=== Section du document ===
◇ ◇ ◇

21 avril 2011

" Ô mon George, ma belle maîtresse... " - Alfred de Musset et George Sand


"Ô mon George, ma belle maîtresse" est un recueil regroupant la majorité des lettres échangées entre les écrivains George Sand et Alfred de Musset.

" Mais quand tu seras seul, quand tu auras besoin de prier et de pleurer, tu penseras à ton George, à ton vrai camarade, à ton infirmière, à ton ami, à quelque chose de mieux que tout cela ; car le sentiment qui nous unit s'est formé de tant de choses, qu'il ne peut se comparer à aucun autre.
Le monde n'y comprendra jamais rien, tant mieux, nous nous aimerons, et nous nous moquerons de lui." p.31

Juin 1833. A 29 ans, forte de ses succès littéraires "Indiana" et "Valentine", George Sand a le vent en poupe. Malheureusement, les amours ne suivent pas.

◇ ◇ ◇

Entrées de données enregistrées
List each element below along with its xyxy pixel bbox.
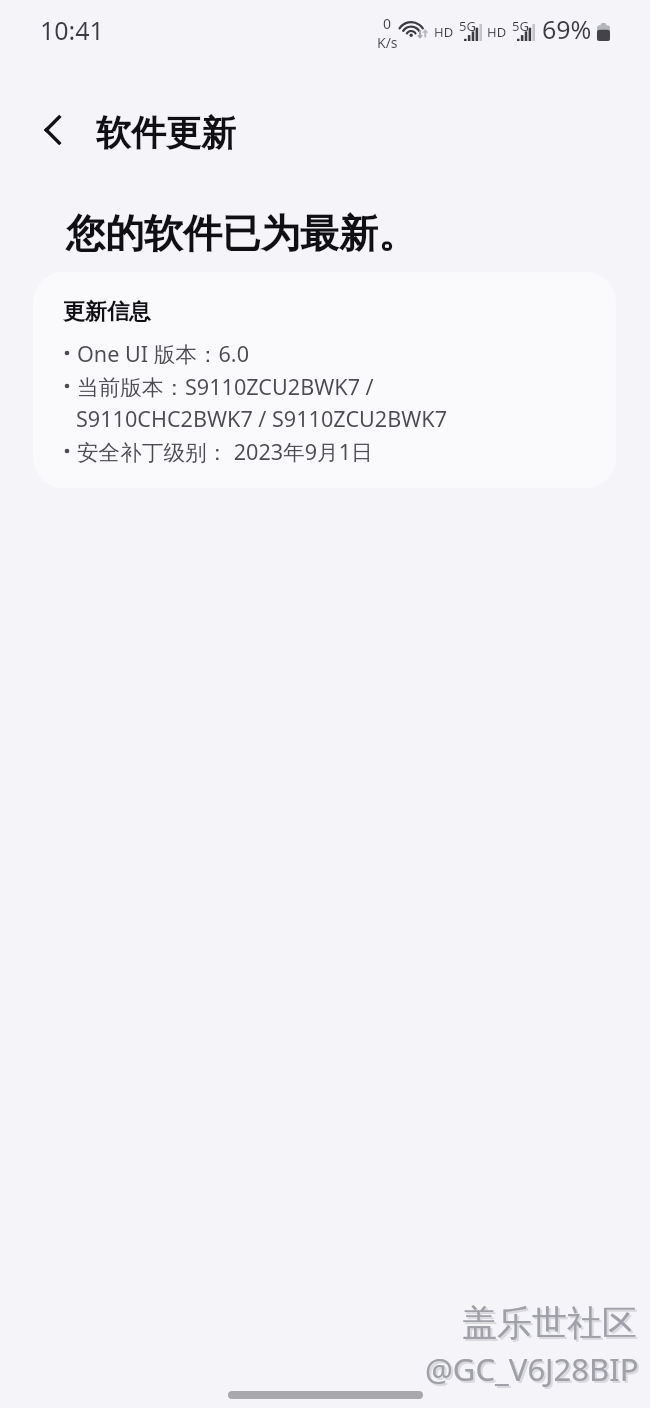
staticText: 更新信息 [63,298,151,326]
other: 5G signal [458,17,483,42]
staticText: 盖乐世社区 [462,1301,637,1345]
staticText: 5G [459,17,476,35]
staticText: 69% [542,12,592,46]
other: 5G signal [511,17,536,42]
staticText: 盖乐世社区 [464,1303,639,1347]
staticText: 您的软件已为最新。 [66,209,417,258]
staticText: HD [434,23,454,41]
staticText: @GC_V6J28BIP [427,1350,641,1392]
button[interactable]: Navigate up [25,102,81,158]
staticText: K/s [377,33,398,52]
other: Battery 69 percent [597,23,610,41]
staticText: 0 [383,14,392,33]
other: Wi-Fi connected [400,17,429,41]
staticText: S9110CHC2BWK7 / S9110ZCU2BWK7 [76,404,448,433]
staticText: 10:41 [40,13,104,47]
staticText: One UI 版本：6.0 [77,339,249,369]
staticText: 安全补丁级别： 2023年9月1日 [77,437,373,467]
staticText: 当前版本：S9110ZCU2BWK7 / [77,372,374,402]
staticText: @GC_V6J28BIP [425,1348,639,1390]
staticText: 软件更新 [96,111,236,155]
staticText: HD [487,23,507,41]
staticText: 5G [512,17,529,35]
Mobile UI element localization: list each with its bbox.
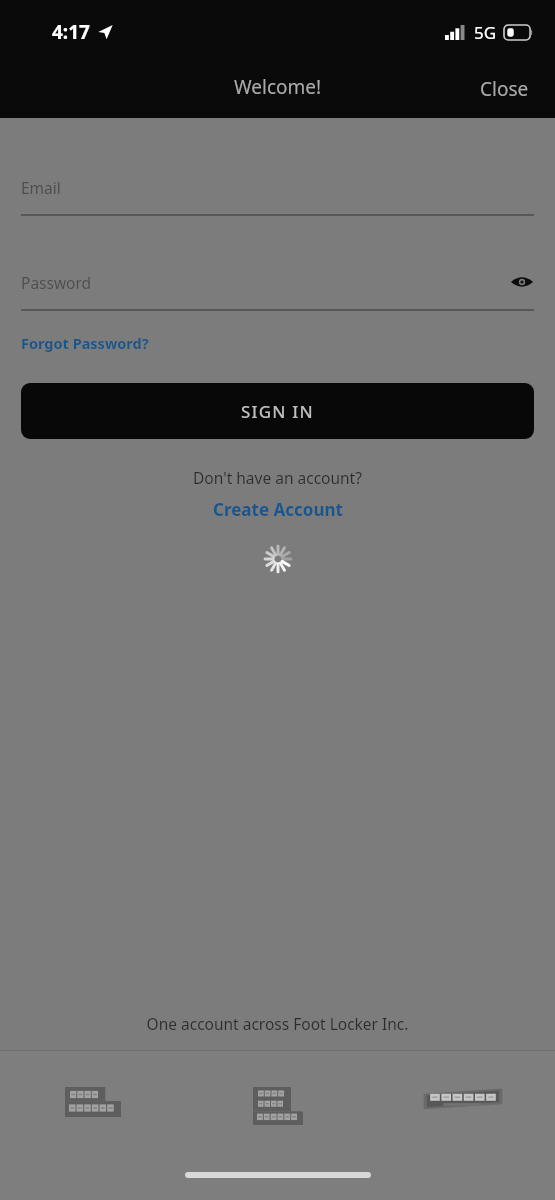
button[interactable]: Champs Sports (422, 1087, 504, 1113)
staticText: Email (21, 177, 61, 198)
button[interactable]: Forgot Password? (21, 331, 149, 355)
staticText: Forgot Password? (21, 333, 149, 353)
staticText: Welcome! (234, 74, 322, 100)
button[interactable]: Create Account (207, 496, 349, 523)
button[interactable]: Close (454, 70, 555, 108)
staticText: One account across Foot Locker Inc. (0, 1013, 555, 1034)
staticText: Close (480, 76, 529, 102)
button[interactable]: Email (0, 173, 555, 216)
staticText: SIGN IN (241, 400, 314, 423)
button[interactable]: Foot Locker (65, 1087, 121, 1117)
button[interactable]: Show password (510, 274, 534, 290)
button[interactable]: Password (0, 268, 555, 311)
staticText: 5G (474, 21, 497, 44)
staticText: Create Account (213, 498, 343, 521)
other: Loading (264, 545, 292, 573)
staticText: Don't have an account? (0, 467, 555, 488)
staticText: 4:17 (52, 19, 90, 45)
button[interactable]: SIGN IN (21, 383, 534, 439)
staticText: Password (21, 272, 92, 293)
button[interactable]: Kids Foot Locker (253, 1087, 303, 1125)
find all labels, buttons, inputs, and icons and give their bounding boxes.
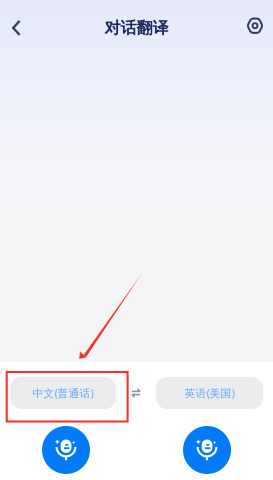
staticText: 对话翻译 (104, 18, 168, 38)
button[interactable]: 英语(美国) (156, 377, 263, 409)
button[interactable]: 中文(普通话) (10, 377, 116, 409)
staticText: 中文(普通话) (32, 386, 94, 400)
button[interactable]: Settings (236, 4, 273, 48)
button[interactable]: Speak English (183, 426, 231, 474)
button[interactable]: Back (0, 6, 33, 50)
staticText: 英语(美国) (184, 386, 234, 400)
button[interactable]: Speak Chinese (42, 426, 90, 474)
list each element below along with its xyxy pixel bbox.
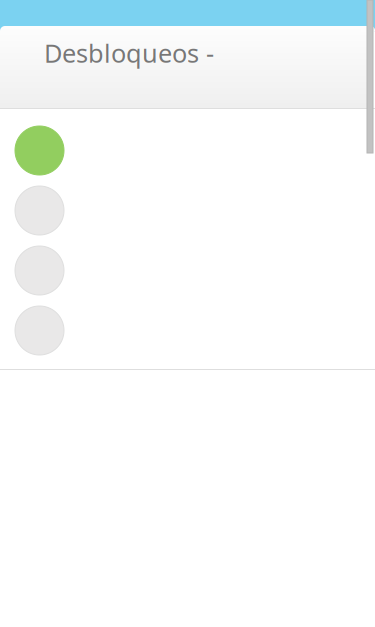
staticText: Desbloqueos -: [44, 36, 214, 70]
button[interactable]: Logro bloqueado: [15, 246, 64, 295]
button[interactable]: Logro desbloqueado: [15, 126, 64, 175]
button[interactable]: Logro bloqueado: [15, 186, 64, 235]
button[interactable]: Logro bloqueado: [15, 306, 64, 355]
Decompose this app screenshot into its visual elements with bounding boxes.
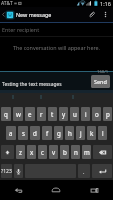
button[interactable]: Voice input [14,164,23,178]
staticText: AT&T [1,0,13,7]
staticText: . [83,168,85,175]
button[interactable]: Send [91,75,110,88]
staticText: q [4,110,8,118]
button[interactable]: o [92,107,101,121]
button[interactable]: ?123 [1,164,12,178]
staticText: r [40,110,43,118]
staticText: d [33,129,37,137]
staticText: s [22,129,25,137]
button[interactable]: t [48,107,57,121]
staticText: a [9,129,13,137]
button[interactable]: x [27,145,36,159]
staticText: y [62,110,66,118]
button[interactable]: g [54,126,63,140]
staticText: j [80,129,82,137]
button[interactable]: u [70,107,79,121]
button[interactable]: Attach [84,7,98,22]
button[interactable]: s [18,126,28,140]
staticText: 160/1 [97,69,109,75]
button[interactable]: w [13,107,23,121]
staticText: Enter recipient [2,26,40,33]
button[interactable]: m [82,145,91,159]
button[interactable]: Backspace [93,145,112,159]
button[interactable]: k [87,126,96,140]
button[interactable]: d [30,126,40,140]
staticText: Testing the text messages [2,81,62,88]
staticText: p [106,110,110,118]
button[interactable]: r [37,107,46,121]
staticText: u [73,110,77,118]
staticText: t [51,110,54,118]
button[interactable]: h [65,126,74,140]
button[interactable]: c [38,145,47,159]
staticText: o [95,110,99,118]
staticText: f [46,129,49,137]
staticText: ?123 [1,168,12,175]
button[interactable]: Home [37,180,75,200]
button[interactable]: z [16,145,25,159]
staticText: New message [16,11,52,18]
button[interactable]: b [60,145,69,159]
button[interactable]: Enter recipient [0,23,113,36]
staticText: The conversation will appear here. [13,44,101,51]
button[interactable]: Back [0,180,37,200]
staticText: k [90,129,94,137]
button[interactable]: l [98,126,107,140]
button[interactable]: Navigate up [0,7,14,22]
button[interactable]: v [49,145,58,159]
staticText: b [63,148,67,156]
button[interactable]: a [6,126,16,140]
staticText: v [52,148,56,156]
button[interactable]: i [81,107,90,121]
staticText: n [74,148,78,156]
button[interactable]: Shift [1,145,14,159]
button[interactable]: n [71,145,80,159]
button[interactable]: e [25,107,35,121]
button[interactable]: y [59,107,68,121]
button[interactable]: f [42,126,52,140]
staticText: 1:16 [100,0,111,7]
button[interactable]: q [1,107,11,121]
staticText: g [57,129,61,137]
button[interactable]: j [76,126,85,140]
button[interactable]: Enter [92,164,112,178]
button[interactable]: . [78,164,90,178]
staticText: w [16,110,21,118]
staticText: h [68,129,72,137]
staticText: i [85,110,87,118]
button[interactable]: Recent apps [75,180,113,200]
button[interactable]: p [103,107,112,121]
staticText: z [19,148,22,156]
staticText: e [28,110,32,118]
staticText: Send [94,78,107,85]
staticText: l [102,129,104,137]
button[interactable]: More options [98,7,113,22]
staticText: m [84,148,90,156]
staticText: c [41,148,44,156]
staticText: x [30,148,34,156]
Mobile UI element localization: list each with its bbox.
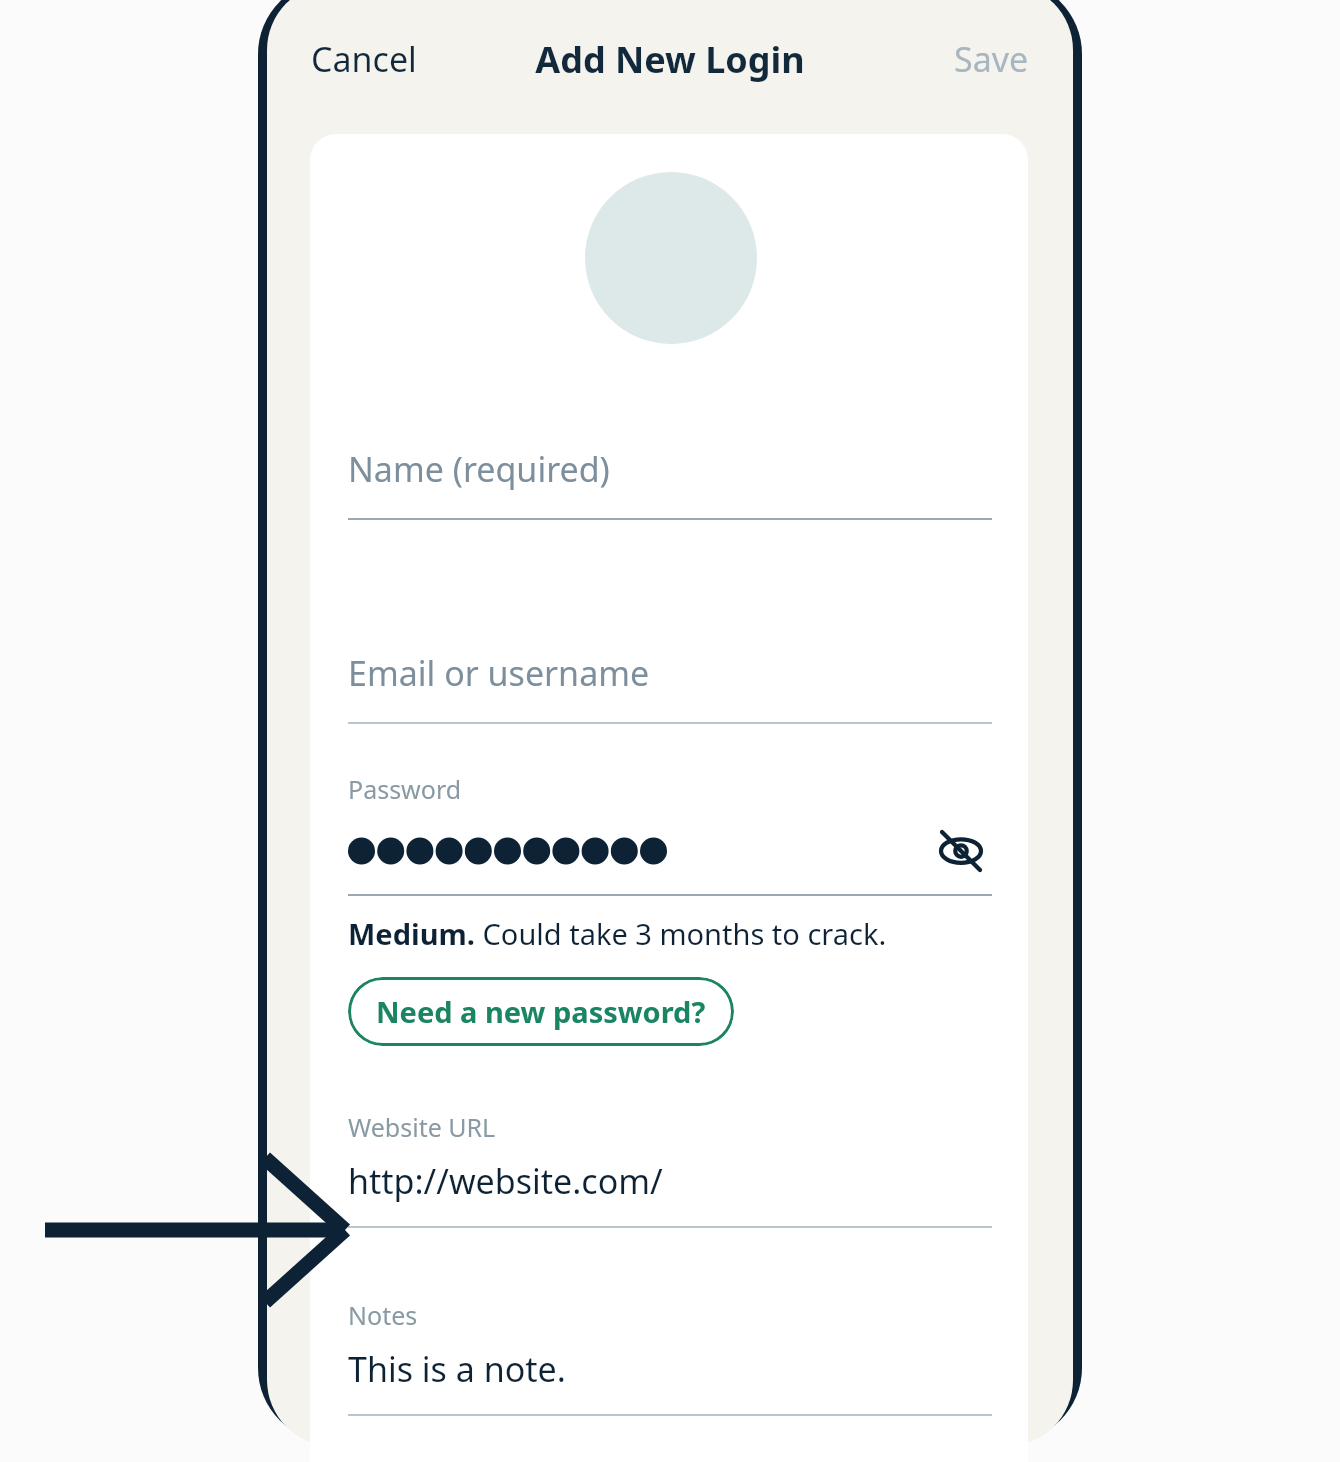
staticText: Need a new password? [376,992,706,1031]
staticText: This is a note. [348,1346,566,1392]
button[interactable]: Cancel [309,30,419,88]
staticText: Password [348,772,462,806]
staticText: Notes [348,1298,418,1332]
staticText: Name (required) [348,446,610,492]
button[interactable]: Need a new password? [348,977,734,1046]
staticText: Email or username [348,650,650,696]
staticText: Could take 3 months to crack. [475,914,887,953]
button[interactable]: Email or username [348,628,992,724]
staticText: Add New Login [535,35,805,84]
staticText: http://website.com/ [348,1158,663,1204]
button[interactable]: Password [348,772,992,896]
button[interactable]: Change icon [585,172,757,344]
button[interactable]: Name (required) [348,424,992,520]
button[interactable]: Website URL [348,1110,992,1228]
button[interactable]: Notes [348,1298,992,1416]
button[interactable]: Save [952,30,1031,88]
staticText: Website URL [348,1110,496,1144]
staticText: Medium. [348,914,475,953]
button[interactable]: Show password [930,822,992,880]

◇ ◇ ◇

=== Objectif ===
Relevez tous les titres d'œuvres cités dans le texte sur la correspondance entre George Sand et Alfred de Musset.

=== La réponse ===
- « Ô mon George, ma belle maîtresse »
- « Indiana »
- « Valentine »